Exactly as written, print each record in the listing.

-- start DATASET ENTRIES --

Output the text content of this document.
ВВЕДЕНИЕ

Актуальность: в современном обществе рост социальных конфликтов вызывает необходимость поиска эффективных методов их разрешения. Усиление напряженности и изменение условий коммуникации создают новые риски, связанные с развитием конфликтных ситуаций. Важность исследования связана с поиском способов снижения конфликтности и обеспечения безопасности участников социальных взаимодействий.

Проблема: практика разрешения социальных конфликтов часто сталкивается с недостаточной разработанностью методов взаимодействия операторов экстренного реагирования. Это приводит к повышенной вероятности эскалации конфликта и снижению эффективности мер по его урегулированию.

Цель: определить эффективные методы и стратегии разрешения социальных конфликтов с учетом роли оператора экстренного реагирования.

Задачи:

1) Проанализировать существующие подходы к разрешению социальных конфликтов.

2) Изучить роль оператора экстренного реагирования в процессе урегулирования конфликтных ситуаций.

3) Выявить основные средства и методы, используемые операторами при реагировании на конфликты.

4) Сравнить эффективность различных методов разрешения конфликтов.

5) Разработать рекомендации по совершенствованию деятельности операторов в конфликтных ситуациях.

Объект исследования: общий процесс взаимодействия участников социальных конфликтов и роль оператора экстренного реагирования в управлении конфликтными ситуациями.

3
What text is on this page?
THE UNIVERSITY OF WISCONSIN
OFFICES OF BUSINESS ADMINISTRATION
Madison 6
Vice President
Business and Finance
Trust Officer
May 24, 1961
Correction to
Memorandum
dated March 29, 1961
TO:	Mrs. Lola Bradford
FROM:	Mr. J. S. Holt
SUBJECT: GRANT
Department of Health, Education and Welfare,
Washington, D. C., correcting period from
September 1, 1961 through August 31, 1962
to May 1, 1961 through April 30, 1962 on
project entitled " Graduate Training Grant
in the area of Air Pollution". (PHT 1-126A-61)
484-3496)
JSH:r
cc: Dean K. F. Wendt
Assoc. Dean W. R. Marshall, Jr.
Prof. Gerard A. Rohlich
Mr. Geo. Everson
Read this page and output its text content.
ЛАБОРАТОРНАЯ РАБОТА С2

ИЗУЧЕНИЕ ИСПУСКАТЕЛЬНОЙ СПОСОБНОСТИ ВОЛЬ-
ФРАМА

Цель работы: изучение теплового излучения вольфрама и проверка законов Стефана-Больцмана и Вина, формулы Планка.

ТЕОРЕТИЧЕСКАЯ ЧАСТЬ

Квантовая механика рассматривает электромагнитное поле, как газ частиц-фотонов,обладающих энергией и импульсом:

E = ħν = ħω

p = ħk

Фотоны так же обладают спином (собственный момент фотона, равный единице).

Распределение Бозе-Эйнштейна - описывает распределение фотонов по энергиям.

-- end DATASET ENTRIES --

COMPLETED EXERCISE:
Output the text content of this document.
ВВЕДЕНИЕ

Актуальность: в современном обществе рост социальных конфликтов вызывает необходимость поиска эффективных методов их разрешения. Усиление напряженности и изменение условий коммуникации создают новые риски, связанные с развитием конфликтных ситуаций. Важность исследования связана с поиском способов снижения конфликтности и обеспечения безопасности участников социальных взаимодействий.

Проблема: практика разрешения социальных конфликтов часто сталкивается с недостаточной разработанностью методов взаимодействия операторов экстренного реагирования. Это приводит к повышенной вероятности эскалации конфликта и снижению эффективности мер по его урегулированию.

Цель: определить эффективные методы и стратегии разрешения социальных конфликтов с учетом роли оператора экстренного реагирования.

Задачи:

1) Проанализировать существующие подходы к разрешению социальных конфликтов.

2) Изучить роль оператора экстренного реагирования в процессе урегулирования конфликтных ситуаций.

3) Выявить основные средства и методы, используемые операторами при реагировании на конфликты.

4) Сравнить эффективность различных методов разрешения конфликтов.

5) Разработать рекомендации по совершенствованию деятельности операторов в конфликтных ситуациях.

Объект исследования: общий процесс взаимодействия участников социальных конфликтов и роль оператора экстренного реагирования в управлении конфликтными ситуациями.

3
What text is on this page?
THE UNIVERSITY OF WISCONSIN
OFFICES OF BUSINESS ADMINISTRATION
Madison 6
Vice President
Business and Finance
Trust Officer
May 24, 1961
Correction to
Memorandum
dated March 29, 1961
TO:	Mrs. Lola Bradford
FROM:	Mr. J. S. Holt
SUBJECT: GRANT
Department of Health, Education and Welfare,
Washington, D. C., correcting period from
September 1, 1961 through August 31, 1962
to May 1, 1961 through April 30, 1962 on
project entitled " Graduate Training Grant
in the area of Air Pollution". (PHT 1-126A-61)
484-3496)
JSH:r
cc: Dean K. F. Wendt
Assoc. Dean W. R. Marshall, Jr.
Prof. Gerard A. Rohlich
Mr. Geo. Everson
Read this page and output its text content.
ЛАБОРАТОРНАЯ РАБОТА С2

ИЗУЧЕНИЕ ИСПУСКАТЕЛЬНОЙ СПОСОБНОСТИ ВОЛЬ-
ФРАМА

Цель работы: изучение теплового излучения вольфрама и проверка законов Стефана-Больцмана и Вина, формулы Планка.

ТЕОРЕТИЧЕСКАЯ ЧАСТЬ

Квантовая механика рассматривает электромагнитное поле, как газ частиц-фотонов,обладающих энергией и импульсом:

E = ħν = ħω

p = ħk

Фотоны так же обладают спином (собственный момент фотона, равный единице).

Распределение Бозе-Эйнштейна - описывает распределение фотонов по энергиям.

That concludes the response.